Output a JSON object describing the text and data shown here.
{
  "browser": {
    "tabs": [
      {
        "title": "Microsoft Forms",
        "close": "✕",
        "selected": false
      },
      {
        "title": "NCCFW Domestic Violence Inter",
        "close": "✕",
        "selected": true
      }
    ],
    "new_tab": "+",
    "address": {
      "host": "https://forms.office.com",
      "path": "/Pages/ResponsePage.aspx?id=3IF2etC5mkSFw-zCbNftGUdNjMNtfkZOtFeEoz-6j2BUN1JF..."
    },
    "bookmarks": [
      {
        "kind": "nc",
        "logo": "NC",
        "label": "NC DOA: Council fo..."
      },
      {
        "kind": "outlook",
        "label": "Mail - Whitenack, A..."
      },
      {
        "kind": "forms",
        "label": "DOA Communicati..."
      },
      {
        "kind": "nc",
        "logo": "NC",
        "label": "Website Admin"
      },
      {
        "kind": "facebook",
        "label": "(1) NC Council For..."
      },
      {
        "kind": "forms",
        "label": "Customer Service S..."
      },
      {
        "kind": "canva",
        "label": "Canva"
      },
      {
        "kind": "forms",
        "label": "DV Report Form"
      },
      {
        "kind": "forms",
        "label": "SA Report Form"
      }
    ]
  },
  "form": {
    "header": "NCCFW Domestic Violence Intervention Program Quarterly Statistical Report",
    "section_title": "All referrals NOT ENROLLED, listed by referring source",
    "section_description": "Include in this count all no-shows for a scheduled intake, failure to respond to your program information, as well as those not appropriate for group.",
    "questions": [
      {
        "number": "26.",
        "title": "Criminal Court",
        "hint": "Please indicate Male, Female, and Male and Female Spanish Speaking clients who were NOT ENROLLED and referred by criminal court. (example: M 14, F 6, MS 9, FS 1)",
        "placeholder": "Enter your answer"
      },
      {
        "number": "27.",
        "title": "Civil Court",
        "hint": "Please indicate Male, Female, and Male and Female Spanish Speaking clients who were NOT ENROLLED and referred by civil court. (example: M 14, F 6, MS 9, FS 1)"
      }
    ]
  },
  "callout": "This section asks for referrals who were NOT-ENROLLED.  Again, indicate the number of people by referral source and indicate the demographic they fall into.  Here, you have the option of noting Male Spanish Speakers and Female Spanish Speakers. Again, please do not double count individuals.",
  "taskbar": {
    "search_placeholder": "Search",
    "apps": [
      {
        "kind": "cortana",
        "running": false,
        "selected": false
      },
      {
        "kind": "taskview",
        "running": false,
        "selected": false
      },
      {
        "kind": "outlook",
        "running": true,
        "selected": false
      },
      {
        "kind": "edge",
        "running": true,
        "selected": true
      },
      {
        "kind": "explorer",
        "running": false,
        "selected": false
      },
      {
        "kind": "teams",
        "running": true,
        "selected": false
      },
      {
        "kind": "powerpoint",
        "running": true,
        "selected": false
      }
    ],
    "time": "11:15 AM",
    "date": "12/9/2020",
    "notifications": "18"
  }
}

########################################

**What is required:** From the listing above, pick out every line containing "Domestic".

**Correct response:**
        "title": "NCCFW Domestic Violence Inter",
    "header": "NCCFW Domestic Violence Intervention Program Quarterly Statistical Report",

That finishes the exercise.